▶ **Work to be completed**: Check each line of the listing below for the string "Создать", and give only how many lines hold it.

▶ **Task input**:
====

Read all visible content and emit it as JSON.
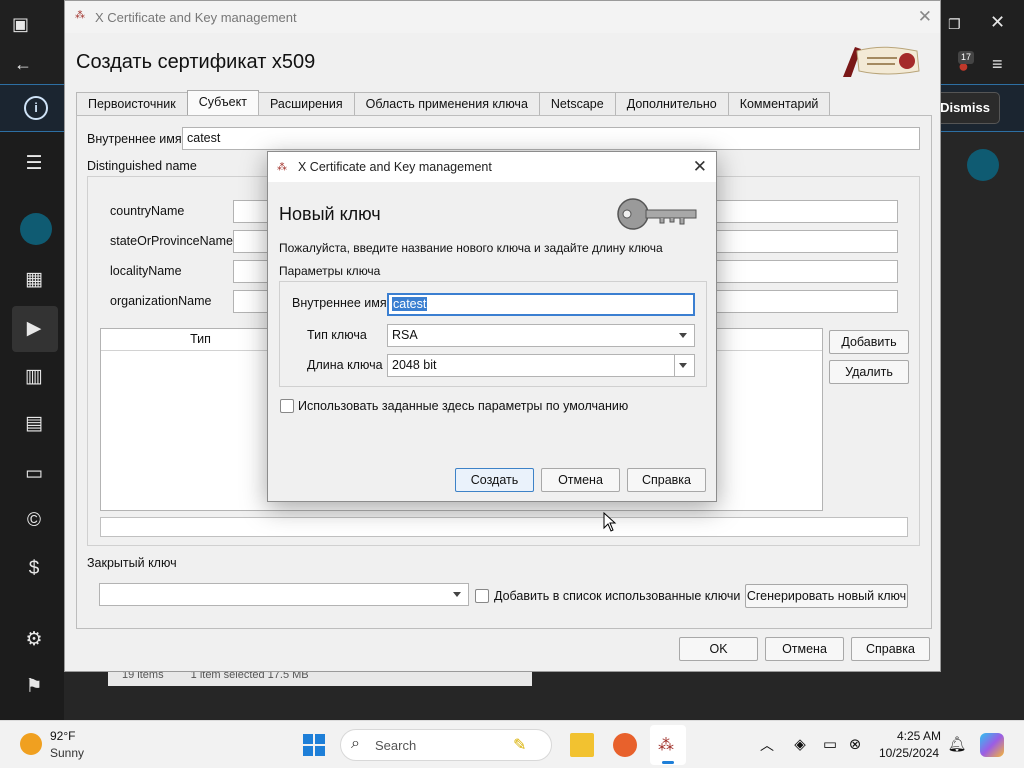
{
  "background": {
    "dismiss_label": "Dismiss",
    "badge_count": "17",
    "status_items": "19 items",
    "status_selected": "1 item selected  17.5 MB"
  },
  "main_dialog": {
    "window_title": "X Certificate and Key management",
    "heading": "Создать сертификат x509",
    "tabs": [
      {
        "label": "Первоисточник"
      },
      {
        "label": "Субъект",
        "active": true
      },
      {
        "label": "Расширения"
      },
      {
        "label": "Область применения ключа"
      },
      {
        "label": "Netscape"
      },
      {
        "label": "Дополнительно"
      },
      {
        "label": "Комментарий"
      }
    ],
    "internal_name_label": "Внутреннее имя",
    "internal_name_value": "catest",
    "distinguished_name_label": "Distinguished name",
    "dn_fields": [
      {
        "label": "countryName"
      },
      {
        "label": "stateOrProvinceName"
      },
      {
        "label": "localityName"
      },
      {
        "label": "organizationName"
      }
    ],
    "table_header_type": "Тип",
    "add_button": "Добавить",
    "delete_button": "Удалить",
    "private_key_label": "Закрытый ключ",
    "add_to_used_keys_label": "Добавить в список использованные ключи",
    "generate_key_button": "Сгенерировать новый ключ",
    "ok_button": "OK",
    "cancel_button": "Отмена",
    "help_button": "Справка"
  },
  "modal": {
    "window_title": "X Certificate and Key management",
    "heading": "Новый ключ",
    "description": "Пожалуйста, введите название нового ключа и задайте длину ключа",
    "group_label": "Параметры ключа",
    "internal_name_label": "Внутреннее имя",
    "internal_name_value": "catest",
    "key_type_label": "Тип ключа",
    "key_type_value": "RSA",
    "key_length_label": "Длина ключа",
    "key_length_value": "2048 bit",
    "use_defaults_label": "Использовать заданные здесь параметры по умолчанию",
    "create_button": "Создать",
    "cancel_button": "Отмена",
    "help_button": "Справка"
  },
  "taskbar": {
    "weather_temp": "92°F",
    "weather_desc": "Sunny",
    "search_placeholder": "Search",
    "time": "4:25 AM",
    "date": "10/25/2024"
  },
  "colors": {
    "accent": "#3b7fd1",
    "info_bar_border": "#2d6fa3",
    "sidebar_circle": "#0f5b72"
  }
}
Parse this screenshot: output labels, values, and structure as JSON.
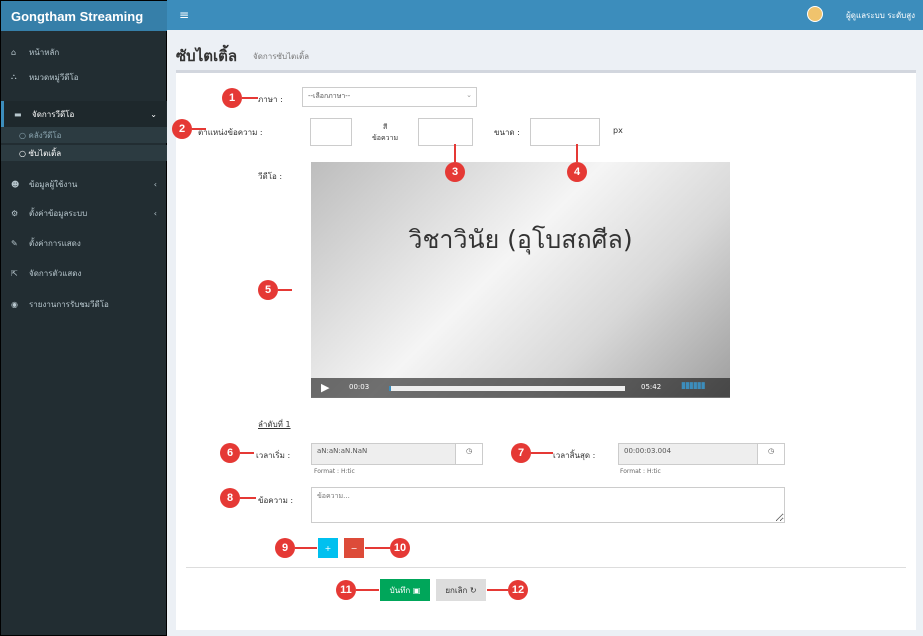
{
  "app": {
    "brand": "Gongtham Streaming",
    "menu_icon": "≡",
    "user": "ผู้ดูแลระบบ ระดับสูง"
  },
  "sidebar": {
    "items": [
      {
        "label": "หน้าหลัก",
        "icon": "home-icon"
      },
      {
        "label": "หมวดหมู่วีดีโอ",
        "icon": "sitemap-icon"
      },
      {
        "label": "จัดการวีดีโอ",
        "icon": "video-icon"
      },
      {
        "label": "ข้อมูลผู้ใช้งาน",
        "icon": "users-icon"
      },
      {
        "label": "ตั้งค่าข้อมูลระบบ",
        "icon": "cogs-icon"
      },
      {
        "label": "ตั้งค่าการแสดง",
        "icon": "edit-icon"
      },
      {
        "label": "จัดการตัวแสดง",
        "icon": "external-icon"
      },
      {
        "label": "รายงานการรับชมวีดีโอ",
        "icon": "report-icon"
      }
    ],
    "subitems": [
      "คลังวีดีโอ",
      "ซับไตเติ้ล"
    ]
  },
  "page": {
    "title": "ซับไตเติ้ล",
    "subtitle": "จัดการซับไตเติ้ล"
  },
  "form": {
    "lang_label": "ภาษา :",
    "lang_value": "--เลือกภาษา--",
    "pos_label": "ตำแหน่งข้อความ :",
    "col_label": "สี\nข้อความ",
    "size_label": "ขนาด :",
    "px": "px",
    "video_label": "วีดีโอ :",
    "video_title": "วิชาวินัย (อุโบสถศีล)",
    "time_cur": "00:03",
    "time_total": "05:42",
    "seq": "ลำดับที่ 1",
    "start_label": "เวลาเริ่ม :",
    "start_value": "aN:aN:aN.NaN",
    "start_fmt": "Format : H:tic",
    "end_label": "เวลาสิ้นสุด :",
    "end_value": "00:00:03.004",
    "end_fmt": "Format : H:tic",
    "text_label": "ข้อความ :",
    "text_placeholder": "ข้อความ...",
    "add_label": "+",
    "del_label": "−",
    "save_label": "บันทึก",
    "cancel_label": "ยกเลิก"
  },
  "colors": {
    "accent": "#3c8dbc",
    "badge": "#e53935",
    "save": "#00a65a",
    "add": "#00c0ef",
    "del": "#dd4b39"
  }
}
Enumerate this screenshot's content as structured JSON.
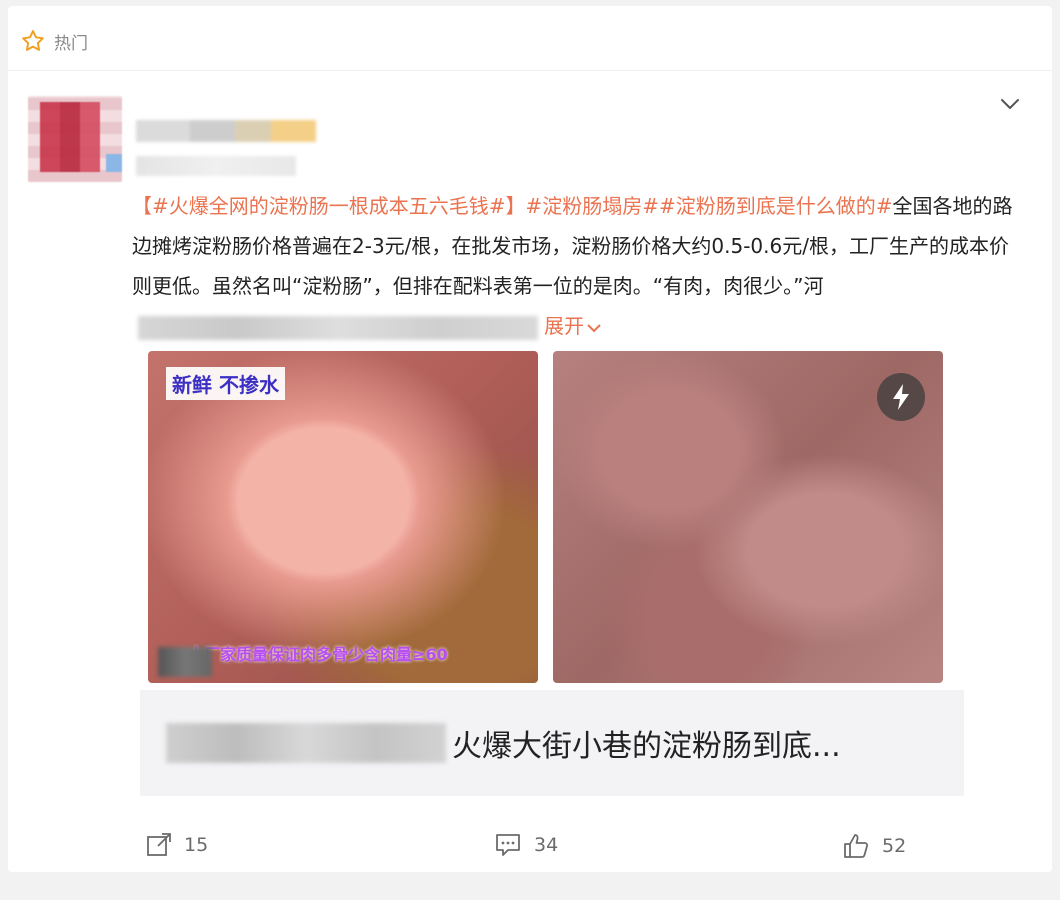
{
  "header": {
    "hot_label": "热门"
  },
  "post": {
    "topic_main": "【#火爆全网的淀粉肠一根成本五六毛钱#】",
    "topic_2": "#淀粉肠塌房#",
    "topic_3": "#淀粉肠到底是什么做的#",
    "body_line1_tail": "全国",
    "body_rest": "各地的路边摊烤淀粉肠价格普遍在2-3元/根，在批发市场，淀粉肠价格大约0.5-0.6元/根，工厂生产的成本价则更低。虽然名叫“淀粉肠”，但排在配料表第一位的是肉。“有肉，肉很少。”河",
    "expand_label": "展开"
  },
  "images": {
    "photo1_tag": "新鲜 不掺水",
    "photo1_caption": "大厂家质量保证肉多骨少含肉量≥60"
  },
  "repost": {
    "title": "火爆大街小巷的淀粉肠到底..."
  },
  "actions": {
    "share_count": "15",
    "comment_count": "34",
    "like_count": "52"
  },
  "icons": {
    "hot": "star-outline-icon",
    "more": "chevron-down-icon",
    "live": "lightning-icon",
    "share": "share-icon",
    "comment": "comment-icon",
    "like": "thumbs-up-icon"
  },
  "colors": {
    "topic": "#eb7350",
    "hot_star": "#f0a020"
  }
}
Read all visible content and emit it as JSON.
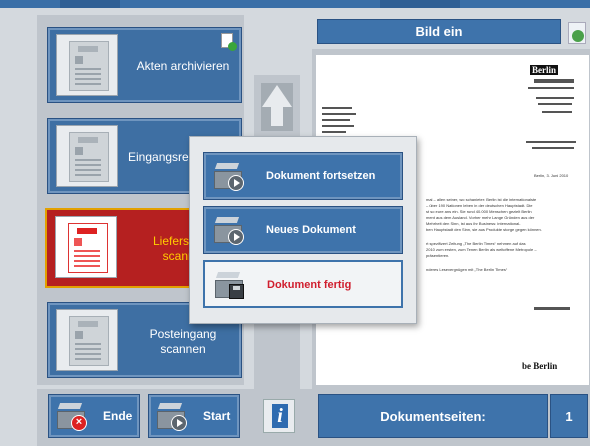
{
  "left_list": {
    "items": [
      {
        "label": "Akten archivieren",
        "active": false
      },
      {
        "label": "Eingangsre",
        "active": false
      },
      {
        "label": "Lieferschei\nscanne",
        "active": true
      },
      {
        "label": "Posteingang\nscannen",
        "active": false
      }
    ]
  },
  "right_panel": {
    "header": "Bild ein"
  },
  "preview": {
    "logo_top": "Berlin",
    "logo_bottom": "be Berlin",
    "date": "Berlin, 3. Juni 2010",
    "body_lines": [
      "mal – allen seiner, wo schanieter: Berlin ist die internationalste",
      "– über 190 Nationen leben in der deutschen Hauptstadt. Die",
      "st so eure ans ein. Sie rund 40.000 Menschen gezielt Berlin",
      "ment aus dem Ausland. Vorher mehr Lange Gründen aus der",
      "Mehrheit den Sinn, ist aus ihr Business: international-",
      "ben Hauptstadt den Sinn, sie aus Produkte storge gegen können."
    ],
    "body_lines_2": [
      "rt spezifizert Zeitung „The Berlin Times“ nehmen auf das",
      "2010 zum ersten, zum Tenen Berlin als weltoffene Metropole –",
      "präsentieren."
    ],
    "closing": "nderes Lesevergnügen mit „The Berlin Times“"
  },
  "popup_menu": {
    "continue_label": "Dokument fortsetzen",
    "new_label": "Neues Dokument",
    "finish_label": "Dokument fertig"
  },
  "bottom_bar": {
    "end_label": "Ende",
    "start_label": "Start",
    "info_glyph": "i",
    "pages_label": "Dokumentseiten:",
    "pages_count": "1"
  },
  "colors": {
    "accent_blue": "#3e73ab",
    "active_red": "#b52020",
    "active_border": "#e2a000",
    "finish_text": "#d01e2e"
  },
  "icons": [
    "document-thumbnail-icon",
    "scanner-icon",
    "cancel-icon",
    "play-icon",
    "disk-icon",
    "info-icon",
    "arrow-up-icon",
    "checkmark-icon",
    "new-document-icon"
  ]
}
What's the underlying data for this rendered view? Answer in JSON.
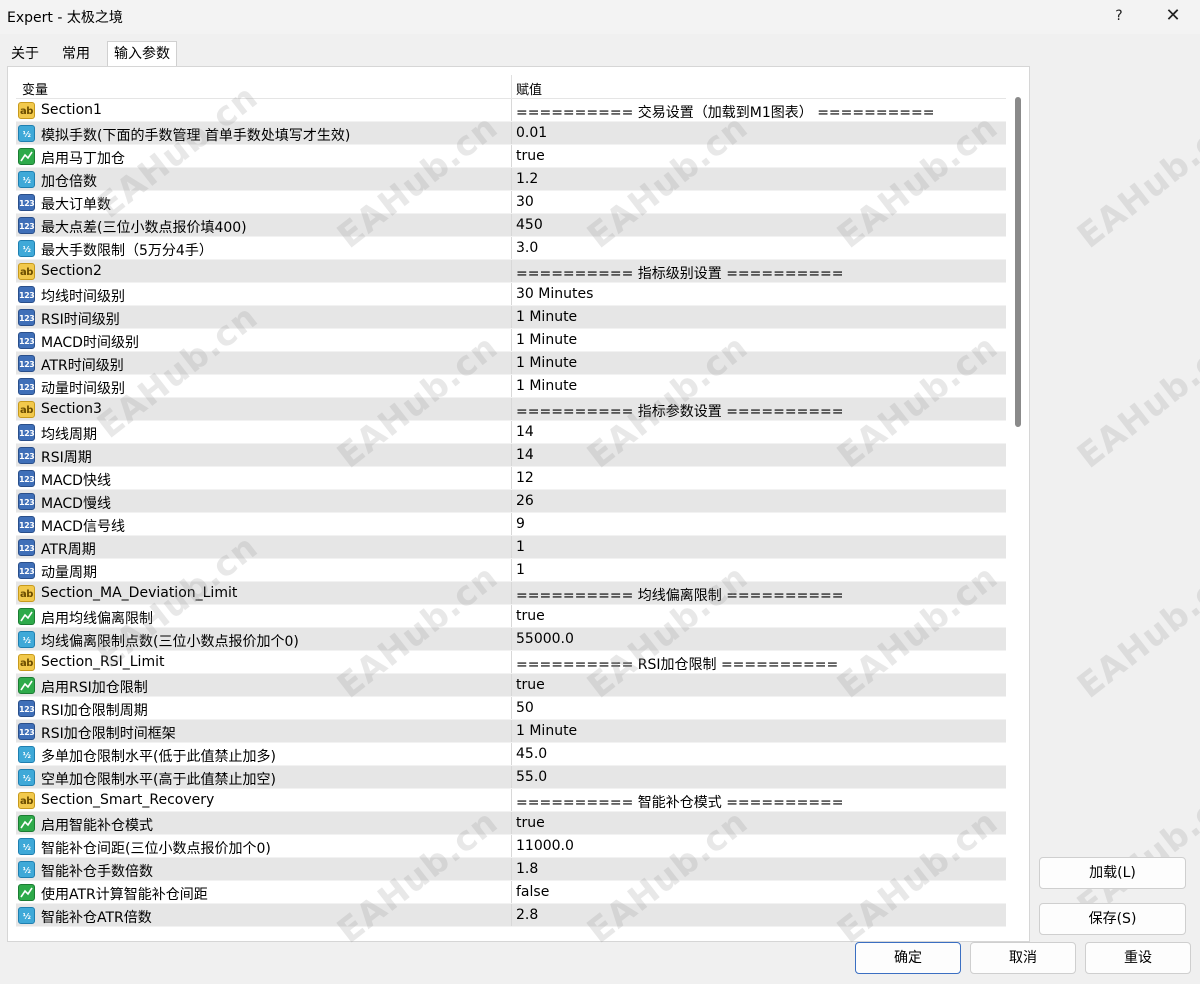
{
  "window": {
    "title": "Expert - 太极之境",
    "help": "?",
    "close": "✕"
  },
  "tabs": [
    {
      "label": "关于"
    },
    {
      "label": "常用"
    },
    {
      "label": "输入参数",
      "active": true
    }
  ],
  "grid": {
    "col_variable": "变量",
    "col_value": "赋值",
    "rows": [
      {
        "icon": "ab",
        "name": "Section1",
        "value": "========== 交易设置（加载到M1图表） =========="
      },
      {
        "icon": "half",
        "name": "模拟手数(下面的手数管理 首单手数处填写才生效)",
        "value": "0.01"
      },
      {
        "icon": "bool",
        "name": "启用马丁加仓",
        "value": "true"
      },
      {
        "icon": "half",
        "name": "加仓倍数",
        "value": "1.2"
      },
      {
        "icon": "num",
        "name": "最大订单数",
        "value": "30"
      },
      {
        "icon": "num",
        "name": "最大点差(三位小数点报价填400)",
        "value": "450"
      },
      {
        "icon": "half",
        "name": "最大手数限制（5万分4手）",
        "value": "3.0"
      },
      {
        "icon": "ab",
        "name": "Section2",
        "value": "========== 指标级别设置 =========="
      },
      {
        "icon": "num",
        "name": "均线时间级别",
        "value": "30 Minutes"
      },
      {
        "icon": "num",
        "name": "RSI时间级别",
        "value": "1 Minute"
      },
      {
        "icon": "num",
        "name": "MACD时间级别",
        "value": "1 Minute"
      },
      {
        "icon": "num",
        "name": "ATR时间级别",
        "value": "1 Minute"
      },
      {
        "icon": "num",
        "name": "动量时间级别",
        "value": "1 Minute"
      },
      {
        "icon": "ab",
        "name": "Section3",
        "value": "========== 指标参数设置 =========="
      },
      {
        "icon": "num",
        "name": "均线周期",
        "value": "14"
      },
      {
        "icon": "num",
        "name": "RSI周期",
        "value": "14"
      },
      {
        "icon": "num",
        "name": "MACD快线",
        "value": "12"
      },
      {
        "icon": "num",
        "name": "MACD慢线",
        "value": "26"
      },
      {
        "icon": "num",
        "name": "MACD信号线",
        "value": "9"
      },
      {
        "icon": "num",
        "name": "ATR周期",
        "value": "1"
      },
      {
        "icon": "num",
        "name": "动量周期",
        "value": "1"
      },
      {
        "icon": "ab",
        "name": "Section_MA_Deviation_Limit",
        "value": "========== 均线偏离限制 =========="
      },
      {
        "icon": "bool",
        "name": "启用均线偏离限制",
        "value": "true"
      },
      {
        "icon": "half",
        "name": "均线偏离限制点数(三位小数点报价加个0)",
        "value": "55000.0"
      },
      {
        "icon": "ab",
        "name": "Section_RSI_Limit",
        "value": "========== RSI加仓限制 =========="
      },
      {
        "icon": "bool",
        "name": "启用RSI加仓限制",
        "value": "true"
      },
      {
        "icon": "num",
        "name": "RSI加仓限制周期",
        "value": "50"
      },
      {
        "icon": "num",
        "name": "RSI加仓限制时间框架",
        "value": "1 Minute"
      },
      {
        "icon": "half",
        "name": "多单加仓限制水平(低于此值禁止加多)",
        "value": "45.0"
      },
      {
        "icon": "half",
        "name": "空单加仓限制水平(高于此值禁止加空)",
        "value": "55.0"
      },
      {
        "icon": "ab",
        "name": "Section_Smart_Recovery",
        "value": "========== 智能补仓模式 =========="
      },
      {
        "icon": "bool",
        "name": "启用智能补仓模式",
        "value": "true"
      },
      {
        "icon": "half",
        "name": "智能补仓间距(三位小数点报价加个0)",
        "value": "11000.0"
      },
      {
        "icon": "half",
        "name": "智能补仓手数倍数",
        "value": "1.8"
      },
      {
        "icon": "bool",
        "name": "使用ATR计算智能补仓间距",
        "value": "false"
      },
      {
        "icon": "half",
        "name": "智能补仓ATR倍数",
        "value": "2.8"
      }
    ]
  },
  "icon_glyphs": {
    "ab": "ab",
    "half": "½",
    "num": "123"
  },
  "buttons": {
    "load": "加载(L)",
    "save": "保存(S)",
    "ok": "确定",
    "cancel": "取消",
    "reset": "重设"
  },
  "watermark": "EAHub.cn"
}
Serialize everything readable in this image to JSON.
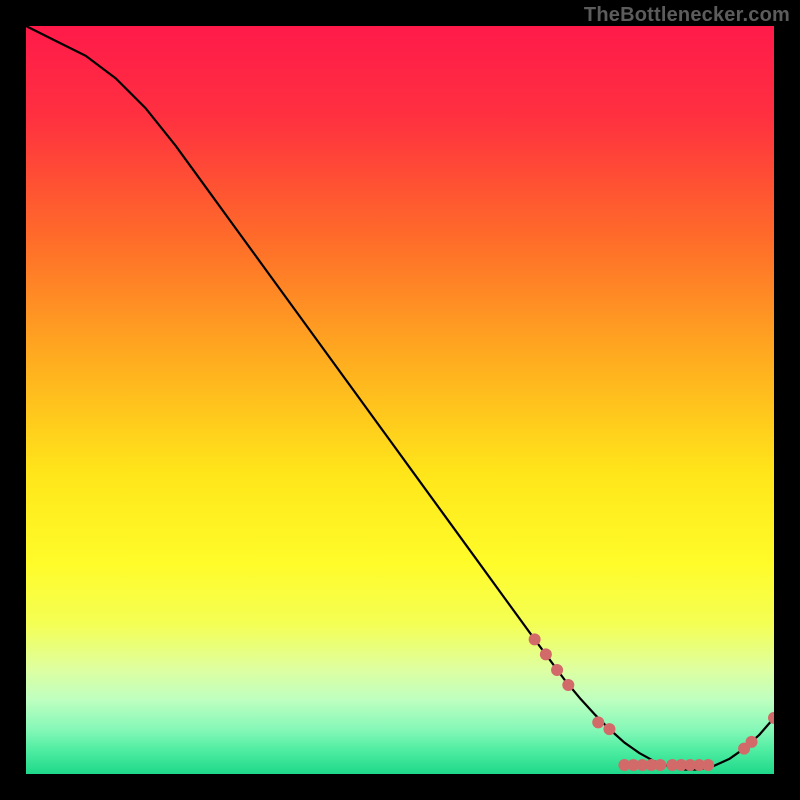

====

▶ **Answer**: 2